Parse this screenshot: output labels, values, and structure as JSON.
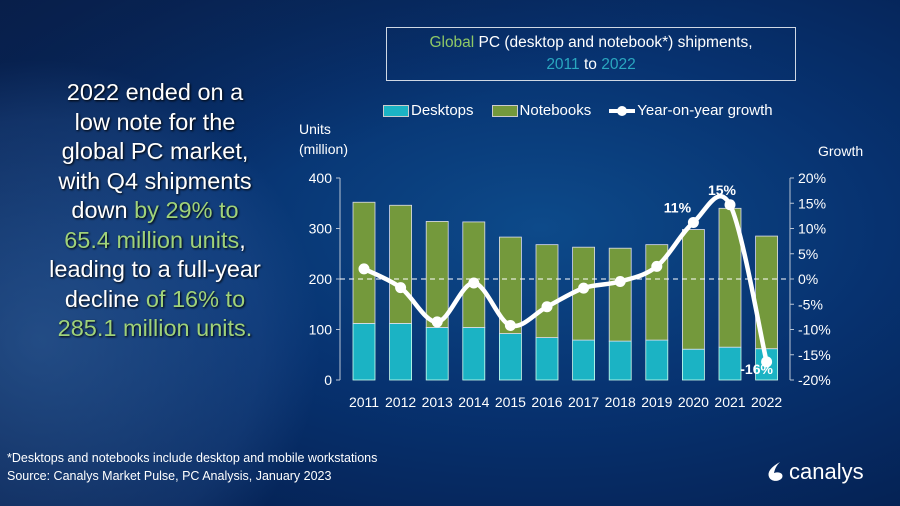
{
  "headline": [
    [
      {
        "t": "2022 ended on a",
        "g": false
      }
    ],
    [
      {
        "t": "low note for the",
        "g": false
      }
    ],
    [
      {
        "t": "global PC market,",
        "g": false
      }
    ],
    [
      {
        "t": "with Q4 shipments",
        "g": false
      }
    ],
    [
      {
        "t": "down ",
        "g": false
      },
      {
        "t": "by 29% to",
        "g": true
      }
    ],
    [
      {
        "t": "65.4 million units",
        "g": true
      },
      {
        "t": ",",
        "g": false
      }
    ],
    [
      {
        "t": "leading to a full-year",
        "g": false
      }
    ],
    [
      {
        "t": "decline ",
        "g": false
      },
      {
        "t": "of 16% to",
        "g": true
      }
    ],
    [
      {
        "t": "285.1 million units.",
        "g": true
      }
    ]
  ],
  "footer": {
    "note": "*Desktops and notebooks include desktop and mobile workstations",
    "source": "Source: Canalys Market Pulse, PC Analysis, January 2023"
  },
  "logo": {
    "text": "canalys"
  },
  "colors": {
    "desktops": "#1bb3c4",
    "notebooks": "#74993c",
    "growth": "#ffffff",
    "highlight_green": "#9fd27a",
    "highlight_cyan": "#2aa7c0"
  },
  "chart_data": {
    "type": "bar",
    "stacked": true,
    "title_parts": {
      "p1": "Global",
      "p2": " PC (desktop and notebook*) shipments,",
      "p3": "2011",
      "p4": " to ",
      "p5": "2022"
    },
    "ylabel": "Units (million)",
    "ylabel_lines": [
      "Units",
      "(million)"
    ],
    "y2label": "Growth",
    "ylim": [
      0,
      400
    ],
    "yticks": [
      "0",
      "100",
      "200",
      "300",
      "400"
    ],
    "y2lim": [
      -20,
      20
    ],
    "y2ticks": [
      "-20%",
      "-15%",
      "-10%",
      "-5%",
      "0%",
      "5%",
      "10%",
      "15%",
      "20%"
    ],
    "legend_position": "top",
    "categories": [
      "2011",
      "2012",
      "2013",
      "2014",
      "2015",
      "2016",
      "2017",
      "2018",
      "2019",
      "2020",
      "2021",
      "2022"
    ],
    "series": [
      {
        "name": "Desktops",
        "values": [
          112,
          112,
          104,
          104,
          92,
          84,
          79,
          77,
          79,
          61,
          65,
          62
        ]
      },
      {
        "name": "Notebooks",
        "values": [
          240,
          234,
          210,
          209,
          191,
          184,
          184,
          184,
          189,
          237,
          275,
          223
        ]
      },
      {
        "name": "Year-on-year growth",
        "axis": "right",
        "values": [
          2.0,
          -1.7,
          -8.5,
          -0.8,
          -9.2,
          -5.5,
          -1.8,
          -0.5,
          2.5,
          11.2,
          14.7,
          -16.4
        ]
      }
    ],
    "data_labels": [
      {
        "category": "2020",
        "text": "11%"
      },
      {
        "category": "2021",
        "text": "15%"
      },
      {
        "category": "2022",
        "text": "-16%"
      }
    ]
  }
}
:::
● WHAT THE TASK REQUIRES: Where a line holds "name", copy that line.

● TASK ANSWER:
        "name": "Desktops",
        "name": "Notebooks",
        "name": "Year-on-year growth",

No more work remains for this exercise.